---------- Raw data
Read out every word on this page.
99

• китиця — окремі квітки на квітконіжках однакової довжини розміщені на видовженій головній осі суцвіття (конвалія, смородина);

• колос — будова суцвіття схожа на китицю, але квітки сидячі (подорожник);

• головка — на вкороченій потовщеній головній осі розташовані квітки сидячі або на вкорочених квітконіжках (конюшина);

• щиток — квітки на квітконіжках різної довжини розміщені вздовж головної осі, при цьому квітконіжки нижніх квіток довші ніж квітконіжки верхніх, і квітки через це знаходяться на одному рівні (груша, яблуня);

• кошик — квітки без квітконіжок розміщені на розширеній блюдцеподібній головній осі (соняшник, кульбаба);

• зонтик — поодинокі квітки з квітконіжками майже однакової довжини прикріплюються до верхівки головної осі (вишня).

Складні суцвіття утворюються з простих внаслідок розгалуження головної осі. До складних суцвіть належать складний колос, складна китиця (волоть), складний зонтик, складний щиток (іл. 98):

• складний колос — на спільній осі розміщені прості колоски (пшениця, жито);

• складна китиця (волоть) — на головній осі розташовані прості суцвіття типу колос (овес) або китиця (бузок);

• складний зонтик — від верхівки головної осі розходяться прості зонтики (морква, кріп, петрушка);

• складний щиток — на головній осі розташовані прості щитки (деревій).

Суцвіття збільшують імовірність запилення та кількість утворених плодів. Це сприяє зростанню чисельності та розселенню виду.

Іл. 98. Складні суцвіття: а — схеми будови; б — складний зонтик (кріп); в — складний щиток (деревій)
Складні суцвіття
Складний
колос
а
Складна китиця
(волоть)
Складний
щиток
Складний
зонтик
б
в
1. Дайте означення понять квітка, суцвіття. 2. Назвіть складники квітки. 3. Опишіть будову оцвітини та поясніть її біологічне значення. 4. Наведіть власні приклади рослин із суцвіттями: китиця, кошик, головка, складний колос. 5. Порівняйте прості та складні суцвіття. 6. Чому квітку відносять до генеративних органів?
--------------------
To do: Pull out each line containing the word "довжини" and copy it.

Result of the exercise:
• китиця — окремі квітки на квітконіжках однакової довжини розміщені на видовженій головній осі суцвіття (конвалія, смородина);
• щиток — квітки на квітконіжках різної довжини розміщені вздовж головної осі, при цьому квітконіжки нижніх квіток довші ніж квітконіжки верхніх, і квітки через це знаходяться на одному рівні (груша, яблуня);
• зонтик — поодинокі квітки з квітконіжками майже однакової довжини прикріплюються до верхівки головної осі (вишня).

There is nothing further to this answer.